__DATASET RECORDS__:
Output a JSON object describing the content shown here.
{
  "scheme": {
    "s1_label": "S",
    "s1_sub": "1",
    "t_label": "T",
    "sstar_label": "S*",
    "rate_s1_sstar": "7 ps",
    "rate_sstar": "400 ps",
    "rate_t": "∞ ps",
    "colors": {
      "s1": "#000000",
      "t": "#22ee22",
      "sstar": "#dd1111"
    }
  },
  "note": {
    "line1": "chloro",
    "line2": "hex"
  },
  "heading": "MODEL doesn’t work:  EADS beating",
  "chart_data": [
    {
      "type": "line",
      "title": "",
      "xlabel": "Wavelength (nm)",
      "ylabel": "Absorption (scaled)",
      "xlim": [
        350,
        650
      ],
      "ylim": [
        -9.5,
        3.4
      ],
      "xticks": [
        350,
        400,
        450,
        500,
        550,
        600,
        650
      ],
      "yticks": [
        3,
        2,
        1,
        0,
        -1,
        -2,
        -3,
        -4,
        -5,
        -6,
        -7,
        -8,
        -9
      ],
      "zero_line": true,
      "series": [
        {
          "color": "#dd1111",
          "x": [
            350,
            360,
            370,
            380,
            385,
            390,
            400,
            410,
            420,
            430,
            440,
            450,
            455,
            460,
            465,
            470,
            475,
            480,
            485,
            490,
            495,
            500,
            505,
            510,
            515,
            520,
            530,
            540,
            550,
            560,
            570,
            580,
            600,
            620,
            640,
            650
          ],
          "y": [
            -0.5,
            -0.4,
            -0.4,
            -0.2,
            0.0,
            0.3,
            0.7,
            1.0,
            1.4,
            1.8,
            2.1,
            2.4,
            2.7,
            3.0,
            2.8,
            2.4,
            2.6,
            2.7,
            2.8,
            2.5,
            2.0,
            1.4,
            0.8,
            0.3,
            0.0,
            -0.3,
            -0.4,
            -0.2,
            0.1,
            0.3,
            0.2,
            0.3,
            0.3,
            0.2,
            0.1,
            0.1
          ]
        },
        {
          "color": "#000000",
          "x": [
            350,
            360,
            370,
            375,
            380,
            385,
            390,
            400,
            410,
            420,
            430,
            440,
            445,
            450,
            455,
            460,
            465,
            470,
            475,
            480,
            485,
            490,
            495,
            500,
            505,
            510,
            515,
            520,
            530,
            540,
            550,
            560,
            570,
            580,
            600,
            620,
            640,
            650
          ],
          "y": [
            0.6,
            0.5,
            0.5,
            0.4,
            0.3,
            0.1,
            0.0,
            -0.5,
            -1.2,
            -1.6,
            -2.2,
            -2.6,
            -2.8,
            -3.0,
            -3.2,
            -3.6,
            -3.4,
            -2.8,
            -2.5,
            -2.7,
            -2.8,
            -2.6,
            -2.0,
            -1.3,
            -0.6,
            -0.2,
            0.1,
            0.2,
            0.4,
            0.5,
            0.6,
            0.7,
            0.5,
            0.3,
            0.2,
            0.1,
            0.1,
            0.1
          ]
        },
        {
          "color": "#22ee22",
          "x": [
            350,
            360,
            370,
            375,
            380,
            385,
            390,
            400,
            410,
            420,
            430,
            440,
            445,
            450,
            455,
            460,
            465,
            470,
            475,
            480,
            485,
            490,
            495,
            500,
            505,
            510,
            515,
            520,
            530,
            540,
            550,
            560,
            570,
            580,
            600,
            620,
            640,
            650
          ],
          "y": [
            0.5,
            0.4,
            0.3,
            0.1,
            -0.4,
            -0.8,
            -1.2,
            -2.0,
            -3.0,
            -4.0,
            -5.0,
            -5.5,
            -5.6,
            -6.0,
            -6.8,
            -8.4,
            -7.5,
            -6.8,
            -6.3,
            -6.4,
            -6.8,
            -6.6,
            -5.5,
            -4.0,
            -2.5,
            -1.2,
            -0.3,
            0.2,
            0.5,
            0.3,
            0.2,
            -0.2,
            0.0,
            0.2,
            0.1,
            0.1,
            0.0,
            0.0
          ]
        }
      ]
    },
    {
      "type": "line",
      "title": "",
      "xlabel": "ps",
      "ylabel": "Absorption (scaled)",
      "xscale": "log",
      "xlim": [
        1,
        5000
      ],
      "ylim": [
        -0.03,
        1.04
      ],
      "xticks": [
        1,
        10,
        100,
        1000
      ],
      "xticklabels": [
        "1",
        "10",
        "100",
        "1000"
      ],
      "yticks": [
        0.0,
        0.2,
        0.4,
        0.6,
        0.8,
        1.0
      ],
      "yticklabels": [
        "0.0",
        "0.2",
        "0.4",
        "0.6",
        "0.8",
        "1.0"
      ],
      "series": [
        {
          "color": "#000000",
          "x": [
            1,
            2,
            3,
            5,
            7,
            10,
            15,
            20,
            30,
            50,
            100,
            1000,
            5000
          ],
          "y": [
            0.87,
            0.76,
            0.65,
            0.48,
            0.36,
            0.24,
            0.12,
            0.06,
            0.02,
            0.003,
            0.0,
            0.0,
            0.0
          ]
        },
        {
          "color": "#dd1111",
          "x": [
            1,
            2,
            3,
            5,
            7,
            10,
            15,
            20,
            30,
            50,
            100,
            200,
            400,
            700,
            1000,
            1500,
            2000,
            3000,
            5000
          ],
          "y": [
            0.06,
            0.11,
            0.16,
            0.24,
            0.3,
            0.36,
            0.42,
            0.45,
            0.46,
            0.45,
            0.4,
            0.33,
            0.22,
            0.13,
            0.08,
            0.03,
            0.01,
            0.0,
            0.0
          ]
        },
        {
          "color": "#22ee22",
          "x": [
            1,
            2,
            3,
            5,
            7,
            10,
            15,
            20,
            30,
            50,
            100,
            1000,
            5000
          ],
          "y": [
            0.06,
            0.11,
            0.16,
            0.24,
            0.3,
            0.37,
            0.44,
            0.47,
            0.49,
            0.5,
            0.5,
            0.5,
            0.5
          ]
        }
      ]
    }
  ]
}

__EXERCISE AIM__: Copy out each line exactly.

__RESULT OF THE EXERCISE__:
Output a JSON object describing the content shown here.
{
  "scheme": {
    "s1_label": "S",
    "s1_sub": "1",
    "t_label": "T",
    "sstar_label": "S*",
    "rate_s1_sstar": "7 ps",
    "rate_sstar": "400 ps",
    "rate_t": "∞ ps",
    "colors": {
      "s1": "#000000",
      "t": "#22ee22",
      "sstar": "#dd1111"
    }
  },
  "note": {
    "line1": "chloro",
    "line2": "hex"
  },
  "heading": "MODEL doesn’t work:  EADS beating",
  "chart_data": [
    {
      "type": "line",
      "title": "",
      "xlabel": "Wavelength (nm)",
      "ylabel": "Absorption (scaled)",
      "xlim": [
        350,
        650
      ],
      "ylim": [
        -9.5,
        3.4
      ],
      "xticks": [
        350,
        400,
        450,
        500,
        550,
        600,
        650
      ],
      "yticks": [
        3,
        2,
        1,
        0,
        -1,
        -2,
        -3,
        -4,
        -5,
        -6,
        -7,
        -8,
        -9
      ],
      "zero_line": true,
      "series": [
        {
          "color": "#dd1111",
          "x": [
            350,
            360,
            370,
            380,
            385,
            390,
            400,
            410,
            420,
            430,
            440,
            450,
            455,
            460,
            465,
            470,
            475,
            480,
            485,
            490,
            495,
            500,
            505,
            510,
            515,
            520,
            530,
            540,
            550,
            560,
            570,
            580,
            600,
            620,
            640,
            650
          ],
          "y": [
            -0.5,
            -0.4,
            -0.4,
            -0.2,
            0.0,
            0.3,
            0.7,
            1.0,
            1.4,
            1.8,
            2.1,
            2.4,
            2.7,
            3.0,
            2.8,
            2.4,
            2.6,
            2.7,
            2.8,
            2.5,
            2.0,
            1.4,
            0.8,
            0.3,
            0.0,
            -0.3,
            -0.4,
            -0.2,
            0.1,
            0.3,
            0.2,
            0.3,
            0.3,
            0.2,
            0.1,
            0.1
          ]
        },
        {
          "color": "#000000",
          "x": [
            350,
            360,
            370,
            375,
            380,
            385,
            390,
            400,
            410,
            420,
            430,
            440,
            445,
            450,
            455,
            460,
            465,
            470,
            475,
            480,
            485,
            490,
            495,
            500,
            505,
            510,
            515,
            520,
            530,
            540,
            550,
            560,
            570,
            580,
            600,
            620,
            640,
            650
          ],
          "y": [
            0.6,
            0.5,
            0.5,
            0.4,
            0.3,
            0.1,
            0.0,
            -0.5,
            -1.2,
            -1.6,
            -2.2,
            -2.6,
            -2.8,
            -3.0,
            -3.2,
            -3.6,
            -3.4,
            -2.8,
            -2.5,
            -2.7,
            -2.8,
            -2.6,
            -2.0,
            -1.3,
            -0.6,
            -0.2,
            0.1,
            0.2,
            0.4,
            0.5,
            0.6,
            0.7,
            0.5,
            0.3,
            0.2,
            0.1,
            0.1,
            0.1
          ]
        },
        {
          "color": "#22ee22",
          "x": [
            350,
            360,
            370,
            375,
            380,
            385,
            390,
            400,
            410,
            420,
            430,
            440,
            445,
            450,
            455,
            460,
            465,
            470,
            475,
            480,
            485,
            490,
            495,
            500,
            505,
            510,
            515,
            520,
            530,
            540,
            550,
            560,
            570,
            580,
            600,
            620,
            640,
            650
          ],
          "y": [
            0.5,
            0.4,
            0.3,
            0.1,
            -0.4,
            -0.8,
            -1.2,
            -2.0,
            -3.0,
            -4.0,
            -5.0,
            -5.5,
            -5.6,
            -6.0,
            -6.8,
            -8.4,
            -7.5,
            -6.8,
            -6.3,
            -6.4,
            -6.8,
            -6.6,
            -5.5,
            -4.0,
            -2.5,
            -1.2,
            -0.3,
            0.2,
            0.5,
            0.3,
            0.2,
            -0.2,
            0.0,
            0.2,
            0.1,
            0.1,
            0.0,
            0.0
          ]
        }
      ]
    },
    {
      "type": "line",
      "title": "",
      "xlabel": "ps",
      "ylabel": "Absorption (scaled)",
      "xscale": "log",
      "xlim": [
        1,
        5000
      ],
      "ylim": [
        -0.03,
        1.04
      ],
      "xticks": [
        1,
        10,
        100,
        1000
      ],
      "xticklabels": [
        "1",
        "10",
        "100",
        "1000"
      ],
      "yticks": [
        0.0,
        0.2,
        0.4,
        0.6,
        0.8,
        1.0
      ],
      "yticklabels": [
        "0.0",
        "0.2",
        "0.4",
        "0.6",
        "0.8",
        "1.0"
      ],
      "series": [
        {
          "color": "#000000",
          "x": [
            1,
            2,
            3,
            5,
            7,
            10,
            15,
            20,
            30,
            50,
            100,
            1000,
            5000
          ],
          "y": [
            0.87,
            0.76,
            0.65,
            0.48,
            0.36,
            0.24,
            0.12,
            0.06,
            0.02,
            0.003,
            0.0,
            0.0,
            0.0
          ]
        },
        {
          "color": "#dd1111",
          "x": [
            1,
            2,
            3,
            5,
            7,
            10,
            15,
            20,
            30,
            50,
            100,
            200,
            400,
            700,
            1000,
            1500,
            2000,
            3000,
            5000
          ],
          "y": [
            0.06,
            0.11,
            0.16,
            0.24,
            0.3,
            0.36,
            0.42,
            0.45,
            0.46,
            0.45,
            0.4,
            0.33,
            0.22,
            0.13,
            0.08,
            0.03,
            0.01,
            0.0,
            0.0
          ]
        },
        {
          "color": "#22ee22",
          "x": [
            1,
            2,
            3,
            5,
            7,
            10,
            15,
            20,
            30,
            50,
            100,
            1000,
            5000
          ],
          "y": [
            0.06,
            0.11,
            0.16,
            0.24,
            0.3,
            0.37,
            0.44,
            0.47,
            0.49,
            0.5,
            0.5,
            0.5,
            0.5
          ]
        }
      ]
    }
  ]
}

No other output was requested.